## Brief
Could you recast every row below as a numbered list, leaving out any blank lines?

[Start The records]

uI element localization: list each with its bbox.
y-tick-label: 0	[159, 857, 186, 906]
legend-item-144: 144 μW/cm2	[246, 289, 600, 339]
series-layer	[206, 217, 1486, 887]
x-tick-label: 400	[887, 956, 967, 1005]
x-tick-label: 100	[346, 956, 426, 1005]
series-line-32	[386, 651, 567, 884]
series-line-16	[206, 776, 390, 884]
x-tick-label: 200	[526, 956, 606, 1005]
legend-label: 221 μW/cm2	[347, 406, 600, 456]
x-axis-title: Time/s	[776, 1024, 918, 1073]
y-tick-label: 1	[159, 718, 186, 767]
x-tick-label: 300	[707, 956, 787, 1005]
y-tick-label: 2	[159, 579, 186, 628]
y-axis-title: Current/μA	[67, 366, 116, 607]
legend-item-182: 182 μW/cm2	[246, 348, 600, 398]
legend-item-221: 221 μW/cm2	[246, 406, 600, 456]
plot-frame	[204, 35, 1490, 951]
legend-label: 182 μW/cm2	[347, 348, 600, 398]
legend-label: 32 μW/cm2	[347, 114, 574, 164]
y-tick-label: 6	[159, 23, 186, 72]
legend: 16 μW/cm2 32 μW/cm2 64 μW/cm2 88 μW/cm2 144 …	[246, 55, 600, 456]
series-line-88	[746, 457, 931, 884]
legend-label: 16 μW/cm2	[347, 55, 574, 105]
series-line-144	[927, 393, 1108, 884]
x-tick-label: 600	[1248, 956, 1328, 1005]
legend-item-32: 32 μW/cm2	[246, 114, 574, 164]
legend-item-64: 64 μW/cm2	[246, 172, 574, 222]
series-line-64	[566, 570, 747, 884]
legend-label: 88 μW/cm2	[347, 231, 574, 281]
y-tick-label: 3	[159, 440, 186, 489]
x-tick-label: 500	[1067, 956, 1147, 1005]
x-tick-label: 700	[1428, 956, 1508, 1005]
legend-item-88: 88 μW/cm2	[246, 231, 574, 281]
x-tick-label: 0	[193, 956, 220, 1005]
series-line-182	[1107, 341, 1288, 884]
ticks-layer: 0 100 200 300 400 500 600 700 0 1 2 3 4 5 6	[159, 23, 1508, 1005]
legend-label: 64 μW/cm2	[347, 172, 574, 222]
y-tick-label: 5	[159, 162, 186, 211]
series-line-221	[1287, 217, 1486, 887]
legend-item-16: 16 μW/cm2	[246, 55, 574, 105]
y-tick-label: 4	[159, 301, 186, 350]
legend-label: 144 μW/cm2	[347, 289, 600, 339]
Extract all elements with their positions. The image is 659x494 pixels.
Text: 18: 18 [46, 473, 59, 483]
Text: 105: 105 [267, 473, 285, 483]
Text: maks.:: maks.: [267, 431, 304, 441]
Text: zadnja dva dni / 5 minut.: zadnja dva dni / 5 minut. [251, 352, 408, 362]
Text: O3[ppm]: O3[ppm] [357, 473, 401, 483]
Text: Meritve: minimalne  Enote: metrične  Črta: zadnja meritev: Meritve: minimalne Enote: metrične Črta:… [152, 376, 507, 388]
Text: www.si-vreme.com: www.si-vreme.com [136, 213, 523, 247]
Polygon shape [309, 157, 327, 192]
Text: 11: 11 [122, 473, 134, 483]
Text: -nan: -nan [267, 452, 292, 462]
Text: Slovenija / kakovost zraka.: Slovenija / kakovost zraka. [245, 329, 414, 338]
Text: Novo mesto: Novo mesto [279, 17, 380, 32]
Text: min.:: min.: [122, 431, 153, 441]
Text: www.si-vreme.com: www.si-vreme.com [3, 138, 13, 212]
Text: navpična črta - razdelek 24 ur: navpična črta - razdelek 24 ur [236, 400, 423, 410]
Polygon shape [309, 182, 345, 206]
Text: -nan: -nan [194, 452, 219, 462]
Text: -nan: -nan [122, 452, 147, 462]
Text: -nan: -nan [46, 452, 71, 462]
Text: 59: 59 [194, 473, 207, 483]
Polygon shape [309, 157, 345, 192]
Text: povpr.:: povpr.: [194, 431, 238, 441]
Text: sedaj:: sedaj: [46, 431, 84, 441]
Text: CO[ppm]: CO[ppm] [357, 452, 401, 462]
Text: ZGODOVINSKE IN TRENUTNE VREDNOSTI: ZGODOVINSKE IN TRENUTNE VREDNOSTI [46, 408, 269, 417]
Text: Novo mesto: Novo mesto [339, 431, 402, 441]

[End The records]

## Answer
1. uI element localization: list each with its bbox.
2. y-tick-label: 0	[159, 857, 186, 906]
3. legend-item-144: 144 μW/cm2	[246, 289, 600, 339]
4. series-layer	[206, 217, 1486, 887]
5. x-tick-label: 400	[887, 956, 967, 1005]
6. x-tick-label: 100	[346, 956, 426, 1005]
7. series-line-32	[386, 651, 567, 884]
8. series-line-16	[206, 776, 390, 884]
9. x-tick-label: 200	[526, 956, 606, 1005]
10. legend-label: 221 μW/cm2	[347, 406, 600, 456]
11. x-axis-title: Time/s	[776, 1024, 918, 1073]
12. y-tick-label: 1	[159, 718, 186, 767]
13. x-tick-label: 300	[707, 956, 787, 1005]
14. y-tick-label: 2	[159, 579, 186, 628]
15. y-axis-title: Current/μA	[67, 366, 116, 607]
16. legend-item-182: 182 μW/cm2	[246, 348, 600, 398]
17. legend-item-221: 221 μW/cm2	[246, 406, 600, 456]
18. plot-frame	[204, 35, 1490, 951]
19. legend-label: 182 μW/cm2	[347, 348, 600, 398]
20. legend-label: 32 μW/cm2	[347, 114, 574, 164]
21. y-tick-label: 6	[159, 23, 186, 72]
22. legend: 16 μW/cm2 32 μW/cm2 64 μW/cm2 88 μW/cm2 144 …	[246, 55, 600, 456]
23. series-line-88	[746, 457, 931, 884]
24. legend-label: 16 μW/cm2	[347, 55, 574, 105]
25. series-line-144	[927, 393, 1108, 884]
26. x-tick-label: 600	[1248, 956, 1328, 1005]
27. legend-item-32: 32 μW/cm2	[246, 114, 574, 164]
28. legend-item-64: 64 μW/cm2	[246, 172, 574, 222]
29. series-line-64	[566, 570, 747, 884]
30. legend-label: 88 μW/cm2	[347, 231, 574, 281]
31. y-tick-label: 3	[159, 440, 186, 489]
32. x-tick-label: 500	[1067, 956, 1147, 1005]
33. x-tick-label: 700	[1428, 956, 1508, 1005]
34. legend-item-88: 88 μW/cm2	[246, 231, 574, 281]
35. x-tick-label: 0	[193, 956, 220, 1005]
36. series-line-182	[1107, 341, 1288, 884]
37. ticks-layer: 0 100 200 300 400 500 600 700 0 1 2 3 4 5 6	[159, 23, 1508, 1005]
38. legend-label: 64 μW/cm2	[347, 172, 574, 222]
39. y-tick-label: 5	[159, 162, 186, 211]
40. series-line-221	[1287, 217, 1486, 887]
41. legend-item-16: 16 μW/cm2	[246, 55, 574, 105]
42. y-tick-label: 4	[159, 301, 186, 350]
43. legend-label: 144 μW/cm2	[347, 289, 600, 339]
44. Extract all elements with their positions. The image is 659x494 pixels.
45. Text: 18: 18 [46, 473, 59, 483]
46. Text: 105: 105 [267, 473, 285, 483]
47. Text: maks.:: maks.: [267, 431, 304, 441]
48. Text: zadnja dva dni / 5 minut.: zadnja dva dni / 5 minut. [251, 352, 408, 362]
49. Text: O3[ppm]: O3[ppm] [357, 473, 401, 483]
50. Text: Meritve: minimalne  Enote: metrične  Črta: zadnja meritev: Meritve: minimalne Enote: metrične Črta:… [152, 376, 507, 388]
51. Text: www.si-vreme.com: www.si-vreme.com [136, 213, 523, 247]
52. Polygon shape [309, 157, 327, 192]
53. Text: 11: 11 [122, 473, 134, 483]
54. Text: -nan: -nan [267, 452, 292, 462]
55. Text: Slovenija / kakovost zraka.: Slovenija / kakovost zraka. [245, 329, 414, 338]
56. Text: Novo mesto: Novo mesto [279, 17, 380, 32]
57. Text: min.:: min.: [122, 431, 153, 441]
58. Text: www.si-vreme.com: www.si-vreme.com [3, 138, 13, 212]
59. Text: navpična črta - razdelek 24 ur: navpična črta - razdelek 24 ur [236, 400, 423, 410]
60. Polygon shape [309, 182, 345, 206]
61. Text: -nan: -nan [194, 452, 219, 462]
62. Text: -nan: -nan [122, 452, 147, 462]
63. Text: -nan: -nan [46, 452, 71, 462]
64. Text: 59: 59 [194, 473, 207, 483]
65. Polygon shape [309, 157, 345, 192]
66. Text: povpr.:: povpr.: [194, 431, 238, 441]
67. Text: sedaj:: sedaj: [46, 431, 84, 441]
68. Text: CO[ppm]: CO[ppm] [357, 452, 401, 462]
69. Text: ZGODOVINSKE IN TRENUTNE VREDNOSTI: ZGODOVINSKE IN TRENUTNE VREDNOSTI [46, 408, 269, 417]
70. Text: Novo mesto: Novo mesto [339, 431, 402, 441]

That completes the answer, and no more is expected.